DATA SECTION:

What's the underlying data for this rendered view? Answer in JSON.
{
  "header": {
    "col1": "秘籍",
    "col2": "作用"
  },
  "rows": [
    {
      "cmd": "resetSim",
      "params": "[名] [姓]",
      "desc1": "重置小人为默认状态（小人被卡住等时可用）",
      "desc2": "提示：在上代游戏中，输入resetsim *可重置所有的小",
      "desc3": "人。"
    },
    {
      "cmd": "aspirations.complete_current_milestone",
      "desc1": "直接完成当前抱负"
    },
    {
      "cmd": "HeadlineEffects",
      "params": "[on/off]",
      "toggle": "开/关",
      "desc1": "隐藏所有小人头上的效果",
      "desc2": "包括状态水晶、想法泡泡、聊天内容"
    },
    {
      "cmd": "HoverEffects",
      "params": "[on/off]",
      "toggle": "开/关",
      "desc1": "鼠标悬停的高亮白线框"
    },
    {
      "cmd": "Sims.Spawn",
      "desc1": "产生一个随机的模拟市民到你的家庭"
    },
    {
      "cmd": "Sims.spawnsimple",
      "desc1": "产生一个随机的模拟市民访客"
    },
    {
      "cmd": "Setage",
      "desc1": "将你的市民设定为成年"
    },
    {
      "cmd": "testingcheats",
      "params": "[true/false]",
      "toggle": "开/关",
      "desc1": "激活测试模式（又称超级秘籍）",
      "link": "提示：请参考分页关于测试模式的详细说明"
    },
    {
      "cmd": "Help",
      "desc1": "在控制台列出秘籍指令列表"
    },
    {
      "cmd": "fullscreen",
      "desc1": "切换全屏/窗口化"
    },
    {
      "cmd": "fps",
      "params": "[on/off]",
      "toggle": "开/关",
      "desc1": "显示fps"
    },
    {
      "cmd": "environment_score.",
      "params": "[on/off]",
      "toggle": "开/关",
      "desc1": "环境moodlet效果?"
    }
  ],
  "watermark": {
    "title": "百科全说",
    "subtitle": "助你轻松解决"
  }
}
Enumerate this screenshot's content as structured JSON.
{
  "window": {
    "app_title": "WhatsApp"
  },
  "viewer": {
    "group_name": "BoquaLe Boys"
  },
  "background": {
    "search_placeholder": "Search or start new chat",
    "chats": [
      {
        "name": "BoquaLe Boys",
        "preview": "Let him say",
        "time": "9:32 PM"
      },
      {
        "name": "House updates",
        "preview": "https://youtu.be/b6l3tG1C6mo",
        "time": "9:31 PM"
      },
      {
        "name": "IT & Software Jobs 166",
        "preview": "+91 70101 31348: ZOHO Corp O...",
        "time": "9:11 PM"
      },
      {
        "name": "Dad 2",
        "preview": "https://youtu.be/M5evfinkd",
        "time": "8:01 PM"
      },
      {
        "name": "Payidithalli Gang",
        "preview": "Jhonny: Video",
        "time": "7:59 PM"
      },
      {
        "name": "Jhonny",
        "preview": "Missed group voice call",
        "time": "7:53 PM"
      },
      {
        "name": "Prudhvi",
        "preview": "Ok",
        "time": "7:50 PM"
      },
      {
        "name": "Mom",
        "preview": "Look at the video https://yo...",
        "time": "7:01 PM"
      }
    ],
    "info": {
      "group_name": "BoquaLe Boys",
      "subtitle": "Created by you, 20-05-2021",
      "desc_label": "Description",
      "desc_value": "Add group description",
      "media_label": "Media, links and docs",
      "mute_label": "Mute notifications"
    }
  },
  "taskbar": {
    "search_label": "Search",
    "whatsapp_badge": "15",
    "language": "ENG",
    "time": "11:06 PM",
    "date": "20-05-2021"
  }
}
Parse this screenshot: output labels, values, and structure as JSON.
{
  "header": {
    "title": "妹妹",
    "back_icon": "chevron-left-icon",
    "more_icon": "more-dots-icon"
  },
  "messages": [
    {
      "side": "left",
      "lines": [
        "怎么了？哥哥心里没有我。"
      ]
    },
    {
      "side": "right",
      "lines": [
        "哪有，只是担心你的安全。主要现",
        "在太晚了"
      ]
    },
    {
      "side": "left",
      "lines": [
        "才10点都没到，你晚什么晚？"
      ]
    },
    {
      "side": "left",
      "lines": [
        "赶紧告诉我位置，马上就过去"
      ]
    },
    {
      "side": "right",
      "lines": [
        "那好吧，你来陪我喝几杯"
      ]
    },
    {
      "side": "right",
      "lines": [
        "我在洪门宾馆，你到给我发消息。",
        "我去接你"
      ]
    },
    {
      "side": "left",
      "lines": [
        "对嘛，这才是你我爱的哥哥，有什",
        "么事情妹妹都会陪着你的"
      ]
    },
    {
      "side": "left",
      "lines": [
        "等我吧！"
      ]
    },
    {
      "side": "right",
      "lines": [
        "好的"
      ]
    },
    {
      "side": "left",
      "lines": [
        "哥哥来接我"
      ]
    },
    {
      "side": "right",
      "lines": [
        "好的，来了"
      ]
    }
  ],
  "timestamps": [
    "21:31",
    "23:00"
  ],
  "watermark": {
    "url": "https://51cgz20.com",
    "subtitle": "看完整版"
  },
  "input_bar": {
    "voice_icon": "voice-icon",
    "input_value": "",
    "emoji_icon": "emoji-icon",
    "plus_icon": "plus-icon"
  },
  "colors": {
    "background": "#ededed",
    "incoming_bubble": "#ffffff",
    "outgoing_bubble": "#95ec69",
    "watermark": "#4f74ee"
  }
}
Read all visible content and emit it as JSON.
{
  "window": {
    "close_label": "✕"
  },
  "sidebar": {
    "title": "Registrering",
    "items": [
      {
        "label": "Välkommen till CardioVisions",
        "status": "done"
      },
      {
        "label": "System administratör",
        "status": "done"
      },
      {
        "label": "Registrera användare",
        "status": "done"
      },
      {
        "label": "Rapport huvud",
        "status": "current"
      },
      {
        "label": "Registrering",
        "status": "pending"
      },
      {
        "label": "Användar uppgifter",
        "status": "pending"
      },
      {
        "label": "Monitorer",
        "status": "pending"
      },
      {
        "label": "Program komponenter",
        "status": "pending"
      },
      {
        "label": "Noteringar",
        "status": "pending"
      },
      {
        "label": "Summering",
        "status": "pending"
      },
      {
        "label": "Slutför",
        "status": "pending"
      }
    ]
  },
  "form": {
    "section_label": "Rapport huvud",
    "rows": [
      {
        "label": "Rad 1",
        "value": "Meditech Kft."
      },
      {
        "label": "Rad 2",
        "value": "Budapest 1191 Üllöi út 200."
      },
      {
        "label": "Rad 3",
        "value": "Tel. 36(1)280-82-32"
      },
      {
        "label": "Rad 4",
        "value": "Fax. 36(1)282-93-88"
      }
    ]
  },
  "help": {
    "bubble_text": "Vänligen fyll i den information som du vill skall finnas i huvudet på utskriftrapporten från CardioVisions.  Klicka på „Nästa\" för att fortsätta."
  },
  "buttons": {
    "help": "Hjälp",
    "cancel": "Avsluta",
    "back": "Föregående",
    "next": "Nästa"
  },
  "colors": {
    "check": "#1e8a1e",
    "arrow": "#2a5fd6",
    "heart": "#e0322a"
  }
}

EXERCISE BRIEF:
Pick out the lines that have the word "preview". Copy them all.

SOLVED PROBLEM:
        "preview": "Let him say",
        "preview": "https://youtu.be/b6l3tG1C6mo",
        "preview": "+91 70101 31348: ZOHO Corp O...",
        "preview": "https://youtu.be/M5evfinkd",
        "preview": "Jhonny: Video",
        "preview": "Missed group voice call",
        "preview": "Ok",
        "preview": "Look at the video https://yo...",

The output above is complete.